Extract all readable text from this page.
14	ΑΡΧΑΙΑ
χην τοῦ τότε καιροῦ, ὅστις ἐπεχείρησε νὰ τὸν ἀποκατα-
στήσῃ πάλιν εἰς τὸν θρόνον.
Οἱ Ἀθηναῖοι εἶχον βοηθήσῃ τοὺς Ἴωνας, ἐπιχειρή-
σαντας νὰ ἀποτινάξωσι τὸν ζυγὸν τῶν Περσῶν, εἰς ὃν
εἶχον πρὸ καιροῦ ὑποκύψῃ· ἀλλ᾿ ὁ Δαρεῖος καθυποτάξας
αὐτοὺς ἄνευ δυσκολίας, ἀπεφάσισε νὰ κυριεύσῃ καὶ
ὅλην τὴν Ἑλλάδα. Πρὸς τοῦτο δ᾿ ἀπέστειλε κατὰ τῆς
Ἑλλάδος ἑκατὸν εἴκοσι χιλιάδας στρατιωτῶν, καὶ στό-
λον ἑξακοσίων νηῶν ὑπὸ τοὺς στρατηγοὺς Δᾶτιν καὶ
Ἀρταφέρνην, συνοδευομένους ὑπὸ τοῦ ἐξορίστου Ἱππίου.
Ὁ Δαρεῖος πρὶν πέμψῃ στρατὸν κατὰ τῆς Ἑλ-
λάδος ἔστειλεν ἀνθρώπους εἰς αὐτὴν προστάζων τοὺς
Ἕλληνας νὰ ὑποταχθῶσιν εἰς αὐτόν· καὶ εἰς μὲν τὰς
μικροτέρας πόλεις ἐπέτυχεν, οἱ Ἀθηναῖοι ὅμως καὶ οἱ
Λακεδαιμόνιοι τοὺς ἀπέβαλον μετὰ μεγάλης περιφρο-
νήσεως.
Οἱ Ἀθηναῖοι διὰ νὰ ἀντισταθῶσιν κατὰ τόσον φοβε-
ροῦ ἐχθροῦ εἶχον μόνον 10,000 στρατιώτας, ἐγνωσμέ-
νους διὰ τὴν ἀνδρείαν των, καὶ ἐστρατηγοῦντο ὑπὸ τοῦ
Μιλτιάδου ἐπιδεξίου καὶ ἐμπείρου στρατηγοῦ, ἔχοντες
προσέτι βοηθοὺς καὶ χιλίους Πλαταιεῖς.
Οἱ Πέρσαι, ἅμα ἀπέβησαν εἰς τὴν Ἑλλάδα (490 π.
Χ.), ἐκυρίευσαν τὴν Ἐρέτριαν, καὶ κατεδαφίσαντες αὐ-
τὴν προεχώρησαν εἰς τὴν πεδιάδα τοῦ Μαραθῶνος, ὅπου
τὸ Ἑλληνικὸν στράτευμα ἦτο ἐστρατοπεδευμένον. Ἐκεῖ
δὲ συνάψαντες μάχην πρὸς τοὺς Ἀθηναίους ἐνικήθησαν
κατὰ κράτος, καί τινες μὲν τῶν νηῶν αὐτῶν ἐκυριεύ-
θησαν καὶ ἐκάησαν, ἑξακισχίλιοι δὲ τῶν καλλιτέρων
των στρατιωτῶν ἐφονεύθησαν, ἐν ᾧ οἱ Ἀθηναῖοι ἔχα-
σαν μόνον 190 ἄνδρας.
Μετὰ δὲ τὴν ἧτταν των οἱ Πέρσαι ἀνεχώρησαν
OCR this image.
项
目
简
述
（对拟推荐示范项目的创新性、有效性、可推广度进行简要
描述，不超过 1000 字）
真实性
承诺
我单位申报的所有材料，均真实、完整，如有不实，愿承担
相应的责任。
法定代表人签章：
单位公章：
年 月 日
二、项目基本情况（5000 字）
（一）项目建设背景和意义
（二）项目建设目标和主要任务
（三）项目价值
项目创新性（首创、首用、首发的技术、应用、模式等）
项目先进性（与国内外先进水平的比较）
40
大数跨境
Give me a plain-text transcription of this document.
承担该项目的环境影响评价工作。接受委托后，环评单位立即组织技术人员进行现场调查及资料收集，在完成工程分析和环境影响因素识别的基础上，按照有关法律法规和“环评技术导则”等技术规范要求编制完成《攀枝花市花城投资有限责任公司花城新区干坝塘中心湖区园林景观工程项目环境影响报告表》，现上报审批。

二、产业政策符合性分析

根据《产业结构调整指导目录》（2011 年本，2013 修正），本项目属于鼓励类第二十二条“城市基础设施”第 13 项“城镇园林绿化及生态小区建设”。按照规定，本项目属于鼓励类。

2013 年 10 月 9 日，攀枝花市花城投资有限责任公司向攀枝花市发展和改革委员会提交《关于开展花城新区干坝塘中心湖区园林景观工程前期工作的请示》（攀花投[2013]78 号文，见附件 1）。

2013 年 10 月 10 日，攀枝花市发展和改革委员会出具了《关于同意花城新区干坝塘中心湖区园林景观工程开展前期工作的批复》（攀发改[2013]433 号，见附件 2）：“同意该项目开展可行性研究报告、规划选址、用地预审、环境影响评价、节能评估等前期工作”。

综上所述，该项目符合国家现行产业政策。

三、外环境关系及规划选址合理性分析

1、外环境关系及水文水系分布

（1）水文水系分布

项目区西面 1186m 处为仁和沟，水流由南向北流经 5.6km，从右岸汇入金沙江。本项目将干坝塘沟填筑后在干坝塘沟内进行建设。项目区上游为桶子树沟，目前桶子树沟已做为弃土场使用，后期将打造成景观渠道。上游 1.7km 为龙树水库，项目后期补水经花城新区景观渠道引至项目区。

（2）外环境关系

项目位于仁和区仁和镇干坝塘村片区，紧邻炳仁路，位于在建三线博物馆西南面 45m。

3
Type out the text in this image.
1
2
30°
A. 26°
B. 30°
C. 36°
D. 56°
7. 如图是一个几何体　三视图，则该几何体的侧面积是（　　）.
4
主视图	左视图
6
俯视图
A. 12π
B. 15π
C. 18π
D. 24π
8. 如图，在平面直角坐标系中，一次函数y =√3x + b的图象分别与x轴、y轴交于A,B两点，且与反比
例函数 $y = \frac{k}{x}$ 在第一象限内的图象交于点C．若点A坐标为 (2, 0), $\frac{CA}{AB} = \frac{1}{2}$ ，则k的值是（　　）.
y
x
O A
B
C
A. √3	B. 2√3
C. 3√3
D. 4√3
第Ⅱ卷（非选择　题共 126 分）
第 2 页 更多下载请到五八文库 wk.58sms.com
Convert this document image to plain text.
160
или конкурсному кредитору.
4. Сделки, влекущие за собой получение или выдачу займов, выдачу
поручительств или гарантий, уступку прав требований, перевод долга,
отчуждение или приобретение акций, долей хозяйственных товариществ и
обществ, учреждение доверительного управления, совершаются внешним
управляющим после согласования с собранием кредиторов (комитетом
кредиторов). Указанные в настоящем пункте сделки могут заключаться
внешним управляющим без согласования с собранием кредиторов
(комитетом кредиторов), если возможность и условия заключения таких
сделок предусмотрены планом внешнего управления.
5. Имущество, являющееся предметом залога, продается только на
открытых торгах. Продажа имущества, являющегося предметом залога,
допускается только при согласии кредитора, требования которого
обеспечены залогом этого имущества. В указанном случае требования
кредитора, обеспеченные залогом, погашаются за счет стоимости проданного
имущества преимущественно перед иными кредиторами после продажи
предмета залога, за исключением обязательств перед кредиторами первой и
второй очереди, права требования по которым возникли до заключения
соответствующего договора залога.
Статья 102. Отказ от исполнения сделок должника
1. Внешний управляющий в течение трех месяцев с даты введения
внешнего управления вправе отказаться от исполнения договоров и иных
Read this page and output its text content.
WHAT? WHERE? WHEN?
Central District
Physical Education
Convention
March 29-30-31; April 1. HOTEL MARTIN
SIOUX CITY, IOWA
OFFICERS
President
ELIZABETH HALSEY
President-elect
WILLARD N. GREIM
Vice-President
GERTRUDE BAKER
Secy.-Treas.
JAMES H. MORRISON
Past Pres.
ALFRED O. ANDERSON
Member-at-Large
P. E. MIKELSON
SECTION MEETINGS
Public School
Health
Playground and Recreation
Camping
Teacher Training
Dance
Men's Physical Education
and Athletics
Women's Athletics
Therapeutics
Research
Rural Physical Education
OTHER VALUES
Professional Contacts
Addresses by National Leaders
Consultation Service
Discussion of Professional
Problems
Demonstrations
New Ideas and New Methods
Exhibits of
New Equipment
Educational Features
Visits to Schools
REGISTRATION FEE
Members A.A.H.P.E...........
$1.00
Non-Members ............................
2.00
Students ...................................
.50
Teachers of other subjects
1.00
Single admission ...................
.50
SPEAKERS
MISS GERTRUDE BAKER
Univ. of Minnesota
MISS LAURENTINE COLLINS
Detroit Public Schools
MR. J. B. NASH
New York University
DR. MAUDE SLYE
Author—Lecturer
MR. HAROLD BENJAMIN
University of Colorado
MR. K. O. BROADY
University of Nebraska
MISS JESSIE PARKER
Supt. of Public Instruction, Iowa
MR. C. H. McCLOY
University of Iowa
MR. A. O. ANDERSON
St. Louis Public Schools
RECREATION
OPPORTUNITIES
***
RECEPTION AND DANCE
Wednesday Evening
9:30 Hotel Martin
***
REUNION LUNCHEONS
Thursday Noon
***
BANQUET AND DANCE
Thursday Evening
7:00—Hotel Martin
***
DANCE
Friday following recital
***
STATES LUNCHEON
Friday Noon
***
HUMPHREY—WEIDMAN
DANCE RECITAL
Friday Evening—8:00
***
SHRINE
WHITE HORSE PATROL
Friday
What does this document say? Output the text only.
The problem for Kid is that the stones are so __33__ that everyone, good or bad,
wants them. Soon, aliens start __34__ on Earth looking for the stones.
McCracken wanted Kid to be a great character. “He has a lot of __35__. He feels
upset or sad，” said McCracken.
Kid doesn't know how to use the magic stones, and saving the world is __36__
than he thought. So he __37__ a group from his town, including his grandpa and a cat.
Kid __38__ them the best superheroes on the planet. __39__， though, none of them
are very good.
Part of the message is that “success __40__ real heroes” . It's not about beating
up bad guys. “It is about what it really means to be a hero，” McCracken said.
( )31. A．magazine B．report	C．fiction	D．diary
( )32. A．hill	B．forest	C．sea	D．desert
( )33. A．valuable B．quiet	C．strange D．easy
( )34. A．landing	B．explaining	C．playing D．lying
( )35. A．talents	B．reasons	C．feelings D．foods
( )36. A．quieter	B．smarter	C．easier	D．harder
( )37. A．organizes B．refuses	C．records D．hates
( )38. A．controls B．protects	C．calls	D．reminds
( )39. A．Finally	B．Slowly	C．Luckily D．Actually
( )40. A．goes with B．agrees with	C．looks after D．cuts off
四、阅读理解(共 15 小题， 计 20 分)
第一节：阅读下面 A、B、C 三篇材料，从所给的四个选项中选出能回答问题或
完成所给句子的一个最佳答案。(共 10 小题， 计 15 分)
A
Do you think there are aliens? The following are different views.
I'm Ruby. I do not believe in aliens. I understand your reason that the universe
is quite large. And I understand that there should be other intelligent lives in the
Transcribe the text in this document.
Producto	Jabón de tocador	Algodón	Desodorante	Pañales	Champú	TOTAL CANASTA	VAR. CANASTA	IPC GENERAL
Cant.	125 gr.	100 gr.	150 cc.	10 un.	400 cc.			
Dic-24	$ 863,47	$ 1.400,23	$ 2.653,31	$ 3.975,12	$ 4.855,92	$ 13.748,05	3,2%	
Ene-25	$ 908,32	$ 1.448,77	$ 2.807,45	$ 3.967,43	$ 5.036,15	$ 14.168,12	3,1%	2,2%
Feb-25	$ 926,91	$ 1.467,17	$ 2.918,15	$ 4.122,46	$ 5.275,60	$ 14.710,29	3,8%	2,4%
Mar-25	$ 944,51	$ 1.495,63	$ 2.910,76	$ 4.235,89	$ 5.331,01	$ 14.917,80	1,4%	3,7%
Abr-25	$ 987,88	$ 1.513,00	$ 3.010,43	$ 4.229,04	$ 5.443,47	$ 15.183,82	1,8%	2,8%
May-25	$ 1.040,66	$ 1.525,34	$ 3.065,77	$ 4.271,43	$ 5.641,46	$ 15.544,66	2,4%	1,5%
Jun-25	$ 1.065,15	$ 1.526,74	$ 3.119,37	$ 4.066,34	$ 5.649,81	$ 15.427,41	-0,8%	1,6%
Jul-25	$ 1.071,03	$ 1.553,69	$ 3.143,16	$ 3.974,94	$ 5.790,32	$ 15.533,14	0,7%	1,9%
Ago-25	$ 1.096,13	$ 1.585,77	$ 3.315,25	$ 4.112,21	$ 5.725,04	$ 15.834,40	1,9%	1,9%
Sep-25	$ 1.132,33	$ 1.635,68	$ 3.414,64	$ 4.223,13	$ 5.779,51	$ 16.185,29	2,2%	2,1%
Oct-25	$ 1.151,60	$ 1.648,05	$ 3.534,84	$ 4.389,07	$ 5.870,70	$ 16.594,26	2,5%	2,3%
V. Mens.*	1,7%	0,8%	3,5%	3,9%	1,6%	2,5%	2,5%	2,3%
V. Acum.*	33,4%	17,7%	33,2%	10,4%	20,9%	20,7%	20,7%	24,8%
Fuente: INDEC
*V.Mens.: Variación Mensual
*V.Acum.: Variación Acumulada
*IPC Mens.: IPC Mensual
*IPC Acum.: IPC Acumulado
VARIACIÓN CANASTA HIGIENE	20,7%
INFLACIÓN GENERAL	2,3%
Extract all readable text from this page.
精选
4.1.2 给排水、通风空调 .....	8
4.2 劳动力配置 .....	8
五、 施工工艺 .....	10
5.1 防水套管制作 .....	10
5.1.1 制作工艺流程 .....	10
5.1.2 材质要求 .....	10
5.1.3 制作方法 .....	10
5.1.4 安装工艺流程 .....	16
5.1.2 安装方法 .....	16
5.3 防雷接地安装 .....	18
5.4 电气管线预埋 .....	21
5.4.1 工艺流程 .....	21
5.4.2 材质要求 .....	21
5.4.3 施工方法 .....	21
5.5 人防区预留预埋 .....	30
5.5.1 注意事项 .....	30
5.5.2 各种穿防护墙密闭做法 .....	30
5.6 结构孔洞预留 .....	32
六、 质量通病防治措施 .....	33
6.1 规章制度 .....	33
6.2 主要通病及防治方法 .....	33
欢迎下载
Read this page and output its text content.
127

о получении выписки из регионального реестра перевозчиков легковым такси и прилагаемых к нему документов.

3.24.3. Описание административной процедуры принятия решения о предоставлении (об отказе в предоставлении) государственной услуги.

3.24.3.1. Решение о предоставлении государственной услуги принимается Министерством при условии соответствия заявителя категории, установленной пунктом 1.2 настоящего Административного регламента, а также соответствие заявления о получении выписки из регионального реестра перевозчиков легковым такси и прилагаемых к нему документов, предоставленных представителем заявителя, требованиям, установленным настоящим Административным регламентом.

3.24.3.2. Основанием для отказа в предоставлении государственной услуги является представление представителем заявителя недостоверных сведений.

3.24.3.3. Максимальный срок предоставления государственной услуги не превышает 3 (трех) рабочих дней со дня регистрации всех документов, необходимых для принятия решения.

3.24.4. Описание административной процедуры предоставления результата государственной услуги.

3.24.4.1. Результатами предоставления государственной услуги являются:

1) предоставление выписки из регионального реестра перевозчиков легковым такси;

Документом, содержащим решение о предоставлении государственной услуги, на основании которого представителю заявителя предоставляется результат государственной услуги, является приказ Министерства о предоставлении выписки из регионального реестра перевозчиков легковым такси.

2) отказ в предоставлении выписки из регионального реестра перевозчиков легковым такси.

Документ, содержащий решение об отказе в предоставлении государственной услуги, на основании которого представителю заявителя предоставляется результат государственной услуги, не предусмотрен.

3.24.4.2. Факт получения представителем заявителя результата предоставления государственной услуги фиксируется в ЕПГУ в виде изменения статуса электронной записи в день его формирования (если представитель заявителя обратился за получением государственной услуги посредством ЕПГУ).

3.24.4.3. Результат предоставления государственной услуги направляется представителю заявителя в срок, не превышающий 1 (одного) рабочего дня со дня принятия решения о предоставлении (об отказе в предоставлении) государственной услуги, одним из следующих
══════
**The exercise:** Copy out every line where the word "Professional" occurs.

**Solution to this exercise:**
Professional Contacts
Discussion of Professional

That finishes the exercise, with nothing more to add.